● Work instructions
Transcribe the whole listing below without changing a word, but leave out every image.

○ ○ ○

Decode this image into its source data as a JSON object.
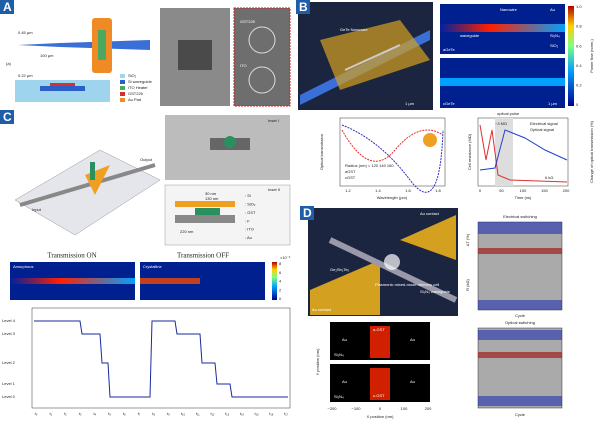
{
  "panel_a": {
    "label": "A",
    "dims": [
      "0.45 µm",
      "100 µm",
      "0.22 µm"
    ],
    "sublabel": "(a)",
    "legend": [
      "SiO₂",
      "Si waveguide",
      "ITO Heater",
      "GST225",
      "Au Pad"
    ],
    "sem_labels": [
      "GST225",
      "ITO"
    ]
  },
  "panel_b": {
    "label": "B",
    "render_labels": [
      "GeTe Nanowire",
      "1 µm"
    ],
    "sim_labels": [
      "Nanowire",
      "waveguide",
      "Au",
      "Si₃N₄",
      "SiO₂",
      "aGeTe",
      "cGeTe",
      "1 µm"
    ],
    "colorbar_title": "Power flow (norm.)",
    "colorbar_ticks": [
      "0",
      "0.2",
      "0.4",
      "0.6",
      "0.8",
      "1.0"
    ],
    "plot1": {
      "ylabel": "Optical transmission",
      "xlabel": "Wavelength (µm)",
      "xticks": [
        "1.2",
        "1.4",
        "1.6",
        "1.8"
      ],
      "legend": [
        "Radius (nm) = 120 140 160",
        "aGST",
        "cGST"
      ]
    },
    "plot2": {
      "ylabel": "Cell resistance (MΩ)",
      "y2label": "Change of optical transmission (%)",
      "xlabel": "Time (ns)",
      "xticks": [
        "0",
        "50",
        "100",
        "150",
        "200"
      ],
      "legend": [
        "Electrical signal",
        "Optical signal"
      ],
      "annotations": [
        "optical pulse",
        "~3 MΩ",
        "6 kΩ"
      ]
    }
  },
  "panel_c": {
    "label": "C",
    "device_labels": [
      "Input",
      "Output",
      "Inset I",
      "Inset II"
    ],
    "dims": [
      "30 nm",
      "130 nm",
      "220 nm"
    ],
    "legend": [
      ": Si",
      ": SiO₂",
      ": GST",
      ": F",
      ": ITO",
      ": Au"
    ],
    "titles": [
      "Transmission ON",
      "Transmission OFF"
    ],
    "states": [
      "Amorphous",
      "Crystalline"
    ],
    "colorbar_title": "×10⁻³",
    "colorbar_ticks": [
      "0",
      "2",
      "4",
      "6",
      "8"
    ],
    "levels": [
      "Level 4",
      "Level 3",
      "Level 2",
      "Level 1",
      "Level 0"
    ],
    "times": [
      "t₀",
      "t₁",
      "t₂",
      "t₃",
      "t₄",
      "t₅",
      "t₆",
      "t₇",
      "t₈",
      "t₉",
      "t₁₀",
      "t₁₁",
      "t₁₂",
      "t₁₃",
      "t₁₄",
      "t₁₅",
      "t₁₆",
      "t₁₇"
    ]
  },
  "panel_d": {
    "label": "D",
    "render_labels": [
      "Au contact",
      "Au contact",
      "Ge₂Sb₂Te₅",
      "Plasmonic mixed-mode memory cell",
      "Si₃N₄ waveguide"
    ],
    "map_labels": [
      "a-GST",
      "c-GST",
      "Au",
      "Au",
      "Au",
      "Au",
      "Si₃N₄",
      "Si₃N₄"
    ],
    "ylabel": "Y position (nm)",
    "xlabel": "X position (nm)",
    "xticks": [
      "−200",
      "−100",
      "0",
      "100",
      "200"
    ],
    "switching": {
      "titles": [
        "Electrical switching",
        "Optical switching"
      ],
      "ylabels": [
        "ΔT (%)",
        "R (kΩ)"
      ],
      "xlabel": "Cycle"
    }
  }
}
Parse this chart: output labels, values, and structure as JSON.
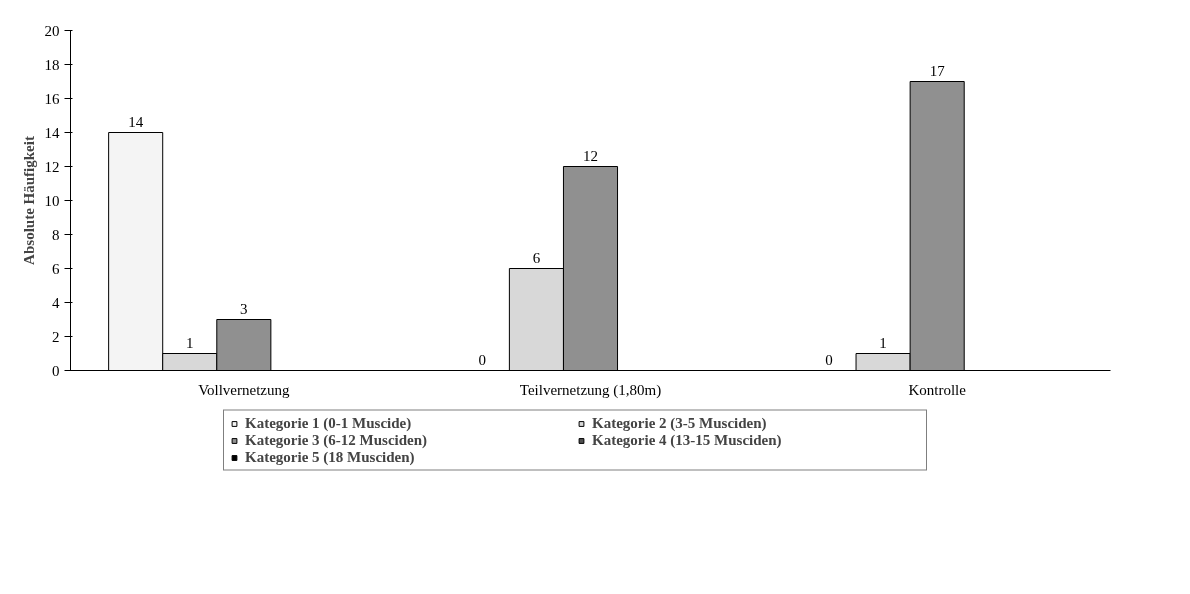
{
  "chart_data": {
    "type": "bar",
    "categories": [
      "Vollvernetzung",
      "Teilvernetzung (1,80m)",
      "Kontrolle"
    ],
    "ylabel": "Absolute Häufigkeit",
    "ylim": [
      0,
      20
    ],
    "yticks": [
      0,
      2,
      4,
      6,
      8,
      10,
      12,
      14,
      16,
      18,
      20
    ],
    "grid": false,
    "legend": "bottom",
    "data_labels": true,
    "series": [
      {
        "name": "Kategorie 1 (0-1 Muscide)",
        "color": "#f4f4f4",
        "values": [
          14,
          0,
          0
        ]
      },
      {
        "name": "Kategorie 2 (3-5 Musciden)",
        "color": "#d8d8d8",
        "values": [
          1,
          6,
          1
        ]
      },
      {
        "name": "Kategorie 3 (6-12 Musciden)",
        "color": "#909090",
        "values": [
          3,
          12,
          17
        ]
      },
      {
        "name": "Kategorie 4 (13-15 Musciden)",
        "color": "#505050",
        "values": [
          null,
          null,
          null
        ]
      },
      {
        "name": "Kategorie 5 (18 Musciden)",
        "color": "#000000",
        "values": [
          null,
          null,
          null
        ]
      }
    ]
  }
}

○ ○ ○

● Response to this exercise
Decode this image into its source data as a JSON object.
{
  "panel_a": {
    "label": "A",
    "dims": [
      "0.45 µm",
      "100 µm",
      "0.22 µm"
    ],
    "sublabel": "(a)",
    "legend": [
      "SiO₂",
      "Si waveguide",
      "ITO Heater",
      "GST225",
      "Au Pad"
    ],
    "sem_labels": [
      "GST225",
      "ITO"
    ]
  },
  "panel_b": {
    "label": "B",
    "render_labels": [
      "GeTe Nanowire",
      "1 µm"
    ],
    "sim_labels": [
      "Nanowire",
      "waveguide",
      "Au",
      "Si₃N₄",
      "SiO₂",
      "aGeTe",
      "cGeTe",
      "1 µm"
    ],
    "colorbar_title": "Power flow (norm.)",
    "colorbar_ticks": [
      "0",
      "0.2",
      "0.4",
      "0.6",
      "0.8",
      "1.0"
    ],
    "plot1": {
      "ylabel": "Optical transmission",
      "xlabel": "Wavelength (µm)",
      "xticks": [
        "1.2",
        "1.4",
        "1.6",
        "1.8"
      ],
      "legend": [
        "Radius (nm) = 120 140 160",
        "aGST",
        "cGST"
      ]
    },
    "plot2": {
      "ylabel": "Cell resistance (MΩ)",
      "y2label": "Change of optical transmission (%)",
      "xlabel": "Time (ns)",
      "xticks": [
        "0",
        "50",
        "100",
        "150",
        "200"
      ],
      "legend": [
        "Electrical signal",
        "Optical signal"
      ],
      "annotations": [
        "optical pulse",
        "~3 MΩ",
        "6 kΩ"
      ]
    }
  },
  "panel_c": {
    "label": "C",
    "device_labels": [
      "Input",
      "Output",
      "Inset I",
      "Inset II"
    ],
    "dims": [
      "30 nm",
      "130 nm",
      "220 nm"
    ],
    "legend": [
      ": Si",
      ": SiO₂",
      ": GST",
      ": F",
      ": ITO",
      ": Au"
    ],
    "titles": [
      "Transmission ON",
      "Transmission OFF"
    ],
    "states": [
      "Amorphous",
      "Crystalline"
    ],
    "colorbar_title": "×10⁻³",
    "colorbar_ticks": [
      "0",
      "2",
      "4",
      "6",
      "8"
    ],
    "levels": [
      "Level 4",
      "Level 3",
      "Level 2",
      "Level 1",
      "Level 0"
    ],
    "times": [
      "t₀",
      "t₁",
      "t₂",
      "t₃",
      "t₄",
      "t₅",
      "t₆",
      "t₇",
      "t₈",
      "t₉",
      "t₁₀",
      "t₁₁",
      "t₁₂",
      "t₁₃",
      "t₁₄",
      "t₁₅",
      "t₁₆",
      "t₁₇"
    ]
  },
  "panel_d": {
    "label": "D",
    "render_labels": [
      "Au contact",
      "Au contact",
      "Ge₂Sb₂Te₅",
      "Plasmonic mixed-mode memory cell",
      "Si₃N₄ waveguide"
    ],
    "map_labels": [
      "a-GST",
      "c-GST",
      "Au",
      "Au",
      "Au",
      "Au",
      "Si₃N₄",
      "Si₃N₄"
    ],
    "ylabel": "Y position (nm)",
    "xlabel": "X position (nm)",
    "xticks": [
      "−200",
      "−100",
      "0",
      "100",
      "200"
    ],
    "switching": {
      "titles": [
        "Electrical switching",
        "Optical switching"
      ],
      "ylabels": [
        "ΔT (%)",
        "R (kΩ)"
      ],
      "xlabel": "Cycle"
    }
  }
}
Parse this chart: output labels, values, and structure as JSON.
{
  "chart_data": {
    "type": "bar",
    "categories": [
      "Vollvernetzung",
      "Teilvernetzung (1,80m)",
      "Kontrolle"
    ],
    "ylabel": "Absolute Häufigkeit",
    "ylim": [
      0,
      20
    ],
    "yticks": [
      0,
      2,
      4,
      6,
      8,
      10,
      12,
      14,
      16,
      18,
      20
    ],
    "grid": false,
    "legend": "bottom",
    "data_labels": true,
    "series": [
      {
        "name": "Kategorie 1 (0-1 Muscide)",
        "color": "#f4f4f4",
        "values": [
          14,
          0,
          0
        ]
      },
      {
        "name": "Kategorie 2 (3-5 Musciden)",
        "color": "#d8d8d8",
        "values": [
          1,
          6,
          1
        ]
      },
      {
        "name": "Kategorie 3 (6-12 Musciden)",
        "color": "#909090",
        "values": [
          3,
          12,
          17
        ]
      },
      {
        "name": "Kategorie 4 (13-15 Musciden)",
        "color": "#505050",
        "values": [
          null,
          null,
          null
        ]
      },
      {
        "name": "Kategorie 5 (18 Musciden)",
        "color": "#000000",
        "values": [
          null,
          null,
          null
        ]
      }
    ]
  }
}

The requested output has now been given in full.